**Task material:**
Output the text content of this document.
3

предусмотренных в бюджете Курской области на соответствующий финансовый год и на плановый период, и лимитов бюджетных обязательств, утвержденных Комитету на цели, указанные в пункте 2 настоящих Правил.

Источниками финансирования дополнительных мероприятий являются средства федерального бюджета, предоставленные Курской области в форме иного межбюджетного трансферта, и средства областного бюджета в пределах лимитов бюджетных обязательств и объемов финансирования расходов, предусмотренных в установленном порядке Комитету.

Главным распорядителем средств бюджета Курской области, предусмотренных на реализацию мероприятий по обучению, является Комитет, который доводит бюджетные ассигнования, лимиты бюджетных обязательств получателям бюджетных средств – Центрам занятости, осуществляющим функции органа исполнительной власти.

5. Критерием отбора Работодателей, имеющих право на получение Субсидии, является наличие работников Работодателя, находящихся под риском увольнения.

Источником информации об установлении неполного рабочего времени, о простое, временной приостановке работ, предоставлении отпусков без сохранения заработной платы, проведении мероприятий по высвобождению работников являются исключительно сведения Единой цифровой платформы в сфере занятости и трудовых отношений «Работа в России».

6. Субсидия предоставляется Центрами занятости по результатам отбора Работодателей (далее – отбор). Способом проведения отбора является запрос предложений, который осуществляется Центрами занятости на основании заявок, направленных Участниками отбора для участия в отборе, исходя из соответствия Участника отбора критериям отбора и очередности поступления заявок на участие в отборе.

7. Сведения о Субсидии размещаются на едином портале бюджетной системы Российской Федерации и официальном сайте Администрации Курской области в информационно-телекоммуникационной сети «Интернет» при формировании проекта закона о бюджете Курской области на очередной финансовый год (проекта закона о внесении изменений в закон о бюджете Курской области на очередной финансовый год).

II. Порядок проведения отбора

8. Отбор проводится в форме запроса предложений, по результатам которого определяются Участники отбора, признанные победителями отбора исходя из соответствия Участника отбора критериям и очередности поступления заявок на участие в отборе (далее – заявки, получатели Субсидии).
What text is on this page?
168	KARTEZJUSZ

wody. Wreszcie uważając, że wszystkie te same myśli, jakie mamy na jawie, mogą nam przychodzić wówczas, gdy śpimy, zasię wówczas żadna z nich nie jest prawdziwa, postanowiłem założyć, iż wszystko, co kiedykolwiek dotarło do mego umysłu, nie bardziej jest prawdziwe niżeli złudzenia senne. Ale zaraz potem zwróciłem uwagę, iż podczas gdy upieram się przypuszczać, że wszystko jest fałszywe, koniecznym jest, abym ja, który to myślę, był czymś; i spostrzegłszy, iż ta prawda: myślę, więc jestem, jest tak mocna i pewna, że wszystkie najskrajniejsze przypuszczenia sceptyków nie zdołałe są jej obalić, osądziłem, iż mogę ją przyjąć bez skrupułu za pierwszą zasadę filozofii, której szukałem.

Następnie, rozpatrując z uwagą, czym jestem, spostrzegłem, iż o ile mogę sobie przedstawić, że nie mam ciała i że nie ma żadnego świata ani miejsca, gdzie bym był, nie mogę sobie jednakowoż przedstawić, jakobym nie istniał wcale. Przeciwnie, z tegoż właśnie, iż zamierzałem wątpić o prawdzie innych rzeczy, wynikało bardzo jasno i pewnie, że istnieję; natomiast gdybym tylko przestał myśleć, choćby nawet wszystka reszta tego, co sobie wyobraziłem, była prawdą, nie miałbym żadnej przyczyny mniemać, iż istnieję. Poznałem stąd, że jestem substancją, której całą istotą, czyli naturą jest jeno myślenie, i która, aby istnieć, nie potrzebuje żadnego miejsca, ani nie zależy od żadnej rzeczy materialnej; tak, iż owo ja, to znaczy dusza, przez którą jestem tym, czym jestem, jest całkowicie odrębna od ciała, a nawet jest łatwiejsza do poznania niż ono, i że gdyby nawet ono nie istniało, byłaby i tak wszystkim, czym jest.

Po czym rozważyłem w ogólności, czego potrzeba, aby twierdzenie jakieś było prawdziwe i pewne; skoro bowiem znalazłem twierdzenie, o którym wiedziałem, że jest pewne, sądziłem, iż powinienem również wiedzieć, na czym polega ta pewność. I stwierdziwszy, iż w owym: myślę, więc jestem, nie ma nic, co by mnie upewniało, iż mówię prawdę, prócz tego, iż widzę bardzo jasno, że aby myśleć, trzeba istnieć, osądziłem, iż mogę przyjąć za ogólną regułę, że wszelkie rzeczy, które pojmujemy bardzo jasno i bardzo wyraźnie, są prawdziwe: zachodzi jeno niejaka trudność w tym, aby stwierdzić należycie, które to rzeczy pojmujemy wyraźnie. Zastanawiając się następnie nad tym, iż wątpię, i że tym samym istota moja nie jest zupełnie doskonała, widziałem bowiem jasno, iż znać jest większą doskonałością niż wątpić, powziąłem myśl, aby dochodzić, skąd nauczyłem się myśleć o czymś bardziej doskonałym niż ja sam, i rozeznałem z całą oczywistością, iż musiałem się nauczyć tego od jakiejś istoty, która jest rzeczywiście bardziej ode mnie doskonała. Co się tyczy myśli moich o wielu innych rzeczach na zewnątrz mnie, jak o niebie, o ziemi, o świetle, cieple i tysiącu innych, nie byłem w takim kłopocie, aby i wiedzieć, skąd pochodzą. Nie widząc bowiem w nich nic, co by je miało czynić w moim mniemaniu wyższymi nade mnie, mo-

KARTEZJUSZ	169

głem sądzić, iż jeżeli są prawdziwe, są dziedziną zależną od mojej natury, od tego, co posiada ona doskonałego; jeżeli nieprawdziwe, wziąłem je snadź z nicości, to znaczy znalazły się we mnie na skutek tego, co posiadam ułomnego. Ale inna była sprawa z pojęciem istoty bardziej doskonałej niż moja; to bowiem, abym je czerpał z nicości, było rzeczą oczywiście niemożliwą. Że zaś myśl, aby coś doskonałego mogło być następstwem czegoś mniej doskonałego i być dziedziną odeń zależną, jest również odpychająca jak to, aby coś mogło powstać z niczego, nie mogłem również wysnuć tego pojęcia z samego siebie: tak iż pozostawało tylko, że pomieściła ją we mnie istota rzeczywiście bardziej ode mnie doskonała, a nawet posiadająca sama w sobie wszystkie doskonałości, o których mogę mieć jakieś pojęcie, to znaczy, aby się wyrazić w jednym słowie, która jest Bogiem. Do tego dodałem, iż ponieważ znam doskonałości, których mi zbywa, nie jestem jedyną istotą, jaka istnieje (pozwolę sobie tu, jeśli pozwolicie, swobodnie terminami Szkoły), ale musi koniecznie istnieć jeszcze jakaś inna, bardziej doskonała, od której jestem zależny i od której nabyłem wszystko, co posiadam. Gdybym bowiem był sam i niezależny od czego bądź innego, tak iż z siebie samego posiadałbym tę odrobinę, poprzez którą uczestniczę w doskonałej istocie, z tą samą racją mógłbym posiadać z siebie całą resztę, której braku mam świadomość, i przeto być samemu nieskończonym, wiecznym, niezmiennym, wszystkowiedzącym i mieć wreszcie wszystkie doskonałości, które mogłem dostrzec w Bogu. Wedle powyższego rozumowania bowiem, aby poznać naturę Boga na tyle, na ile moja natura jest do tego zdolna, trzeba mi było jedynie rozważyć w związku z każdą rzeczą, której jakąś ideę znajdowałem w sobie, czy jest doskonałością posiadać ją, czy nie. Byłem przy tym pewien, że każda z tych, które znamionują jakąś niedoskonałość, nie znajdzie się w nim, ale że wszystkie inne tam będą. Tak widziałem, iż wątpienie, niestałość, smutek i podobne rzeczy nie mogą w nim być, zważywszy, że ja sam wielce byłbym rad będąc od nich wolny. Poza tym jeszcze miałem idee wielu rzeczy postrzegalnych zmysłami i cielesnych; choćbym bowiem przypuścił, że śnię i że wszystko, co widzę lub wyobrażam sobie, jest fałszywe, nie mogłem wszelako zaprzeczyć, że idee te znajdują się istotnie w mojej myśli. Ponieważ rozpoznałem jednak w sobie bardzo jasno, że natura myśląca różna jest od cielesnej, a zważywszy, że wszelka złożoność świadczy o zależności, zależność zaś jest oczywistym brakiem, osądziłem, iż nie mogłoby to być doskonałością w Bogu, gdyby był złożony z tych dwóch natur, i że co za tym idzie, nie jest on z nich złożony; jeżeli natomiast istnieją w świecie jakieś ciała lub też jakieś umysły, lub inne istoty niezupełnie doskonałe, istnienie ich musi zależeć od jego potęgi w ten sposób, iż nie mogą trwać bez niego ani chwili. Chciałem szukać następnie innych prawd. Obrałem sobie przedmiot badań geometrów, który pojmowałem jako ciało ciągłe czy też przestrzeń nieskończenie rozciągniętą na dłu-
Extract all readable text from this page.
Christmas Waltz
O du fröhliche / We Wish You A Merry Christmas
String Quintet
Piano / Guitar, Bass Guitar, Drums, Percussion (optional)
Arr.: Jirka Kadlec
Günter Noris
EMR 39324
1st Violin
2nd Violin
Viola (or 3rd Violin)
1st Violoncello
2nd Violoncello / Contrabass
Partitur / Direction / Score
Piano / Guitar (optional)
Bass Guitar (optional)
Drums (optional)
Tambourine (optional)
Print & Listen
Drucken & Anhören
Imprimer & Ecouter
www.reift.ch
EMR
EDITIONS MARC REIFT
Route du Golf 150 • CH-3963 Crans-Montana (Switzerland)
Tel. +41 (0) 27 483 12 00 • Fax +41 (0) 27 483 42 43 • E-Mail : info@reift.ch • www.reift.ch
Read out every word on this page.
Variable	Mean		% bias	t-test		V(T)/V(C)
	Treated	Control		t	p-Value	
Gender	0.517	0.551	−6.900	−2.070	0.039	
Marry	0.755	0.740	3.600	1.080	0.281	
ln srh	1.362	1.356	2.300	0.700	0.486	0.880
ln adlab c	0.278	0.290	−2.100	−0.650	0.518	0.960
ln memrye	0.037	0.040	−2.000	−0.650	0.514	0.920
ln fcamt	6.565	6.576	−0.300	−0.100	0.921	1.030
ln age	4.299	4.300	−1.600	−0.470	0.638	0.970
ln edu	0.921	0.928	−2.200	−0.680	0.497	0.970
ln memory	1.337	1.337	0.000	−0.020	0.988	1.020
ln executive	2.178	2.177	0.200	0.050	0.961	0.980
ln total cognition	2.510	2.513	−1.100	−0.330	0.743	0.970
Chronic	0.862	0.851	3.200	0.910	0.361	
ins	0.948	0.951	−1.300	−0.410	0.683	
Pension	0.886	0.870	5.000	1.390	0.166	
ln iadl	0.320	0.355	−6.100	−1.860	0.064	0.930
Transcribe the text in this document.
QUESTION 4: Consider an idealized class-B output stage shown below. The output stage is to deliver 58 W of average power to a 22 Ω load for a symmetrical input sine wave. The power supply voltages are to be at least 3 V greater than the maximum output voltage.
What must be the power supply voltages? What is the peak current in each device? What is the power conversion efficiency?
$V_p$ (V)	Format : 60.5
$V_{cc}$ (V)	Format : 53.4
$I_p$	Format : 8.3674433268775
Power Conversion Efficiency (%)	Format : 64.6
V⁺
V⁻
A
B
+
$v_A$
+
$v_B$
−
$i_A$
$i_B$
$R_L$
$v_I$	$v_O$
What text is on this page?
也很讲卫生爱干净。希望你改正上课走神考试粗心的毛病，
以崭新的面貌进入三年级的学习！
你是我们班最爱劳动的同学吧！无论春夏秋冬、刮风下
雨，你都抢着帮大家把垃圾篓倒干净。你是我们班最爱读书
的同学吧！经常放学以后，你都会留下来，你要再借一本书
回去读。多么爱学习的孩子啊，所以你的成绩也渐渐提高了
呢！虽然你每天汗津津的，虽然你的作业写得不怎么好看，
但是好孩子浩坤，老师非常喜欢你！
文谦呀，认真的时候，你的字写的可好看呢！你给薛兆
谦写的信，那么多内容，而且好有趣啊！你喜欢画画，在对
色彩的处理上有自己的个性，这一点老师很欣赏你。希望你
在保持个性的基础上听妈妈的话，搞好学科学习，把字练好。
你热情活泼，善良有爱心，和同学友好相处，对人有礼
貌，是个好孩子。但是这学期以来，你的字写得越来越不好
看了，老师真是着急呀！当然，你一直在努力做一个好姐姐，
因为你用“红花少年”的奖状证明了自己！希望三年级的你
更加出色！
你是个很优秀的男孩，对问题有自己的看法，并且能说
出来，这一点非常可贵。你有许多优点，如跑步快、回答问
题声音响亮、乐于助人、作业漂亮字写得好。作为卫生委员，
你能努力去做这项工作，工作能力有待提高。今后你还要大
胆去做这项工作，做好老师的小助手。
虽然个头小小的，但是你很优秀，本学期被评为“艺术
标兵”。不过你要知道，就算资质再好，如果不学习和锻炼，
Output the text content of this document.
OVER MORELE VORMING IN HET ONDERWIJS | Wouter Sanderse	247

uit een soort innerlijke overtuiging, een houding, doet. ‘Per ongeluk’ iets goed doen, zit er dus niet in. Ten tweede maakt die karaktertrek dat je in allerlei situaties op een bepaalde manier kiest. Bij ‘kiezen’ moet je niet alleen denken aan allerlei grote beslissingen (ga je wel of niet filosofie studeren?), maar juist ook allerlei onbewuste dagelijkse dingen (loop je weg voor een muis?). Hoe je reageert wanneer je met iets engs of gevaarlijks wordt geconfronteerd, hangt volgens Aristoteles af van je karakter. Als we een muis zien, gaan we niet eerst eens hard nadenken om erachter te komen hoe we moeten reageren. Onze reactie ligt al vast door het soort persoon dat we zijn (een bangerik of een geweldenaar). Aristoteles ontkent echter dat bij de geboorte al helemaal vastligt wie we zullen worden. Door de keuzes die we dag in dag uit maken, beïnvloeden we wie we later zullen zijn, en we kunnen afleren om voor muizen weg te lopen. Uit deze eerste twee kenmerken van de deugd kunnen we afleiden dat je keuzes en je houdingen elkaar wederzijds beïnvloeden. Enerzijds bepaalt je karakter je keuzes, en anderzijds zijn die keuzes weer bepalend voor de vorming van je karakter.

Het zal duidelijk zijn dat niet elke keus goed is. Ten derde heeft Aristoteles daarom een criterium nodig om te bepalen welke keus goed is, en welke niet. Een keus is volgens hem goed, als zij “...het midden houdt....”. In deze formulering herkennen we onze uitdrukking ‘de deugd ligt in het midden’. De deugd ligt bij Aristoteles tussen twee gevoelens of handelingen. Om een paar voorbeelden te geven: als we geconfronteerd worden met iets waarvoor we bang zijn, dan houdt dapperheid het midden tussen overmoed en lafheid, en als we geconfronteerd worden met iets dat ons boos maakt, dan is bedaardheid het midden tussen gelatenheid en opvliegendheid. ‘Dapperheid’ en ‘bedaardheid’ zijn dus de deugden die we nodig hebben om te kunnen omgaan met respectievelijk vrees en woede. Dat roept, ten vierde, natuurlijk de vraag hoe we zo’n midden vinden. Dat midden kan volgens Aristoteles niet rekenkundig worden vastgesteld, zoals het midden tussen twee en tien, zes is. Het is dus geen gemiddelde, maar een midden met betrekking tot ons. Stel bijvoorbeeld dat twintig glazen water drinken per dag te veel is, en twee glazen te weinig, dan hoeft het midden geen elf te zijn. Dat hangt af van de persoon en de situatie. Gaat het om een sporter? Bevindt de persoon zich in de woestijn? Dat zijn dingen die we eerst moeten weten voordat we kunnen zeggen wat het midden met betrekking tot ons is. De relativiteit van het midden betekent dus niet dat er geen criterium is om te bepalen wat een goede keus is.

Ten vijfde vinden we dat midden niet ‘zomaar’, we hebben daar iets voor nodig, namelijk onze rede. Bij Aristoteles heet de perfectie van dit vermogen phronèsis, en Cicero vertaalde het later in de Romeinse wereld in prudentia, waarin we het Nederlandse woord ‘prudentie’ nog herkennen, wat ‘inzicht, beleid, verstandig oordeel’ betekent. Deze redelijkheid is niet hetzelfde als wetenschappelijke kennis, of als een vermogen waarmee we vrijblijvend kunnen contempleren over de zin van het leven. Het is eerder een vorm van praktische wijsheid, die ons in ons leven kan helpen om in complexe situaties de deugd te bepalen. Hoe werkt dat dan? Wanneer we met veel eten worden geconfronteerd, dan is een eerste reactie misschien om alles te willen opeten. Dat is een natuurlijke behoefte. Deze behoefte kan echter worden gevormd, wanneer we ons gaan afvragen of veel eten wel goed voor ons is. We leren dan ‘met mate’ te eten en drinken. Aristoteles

**Short problem:** From the entries above, return each line with the word "Drums" in it.

**Answer below:**
Piano / Guitar, Bass Guitar, Drums, Percussion (optional)
Drums (optional)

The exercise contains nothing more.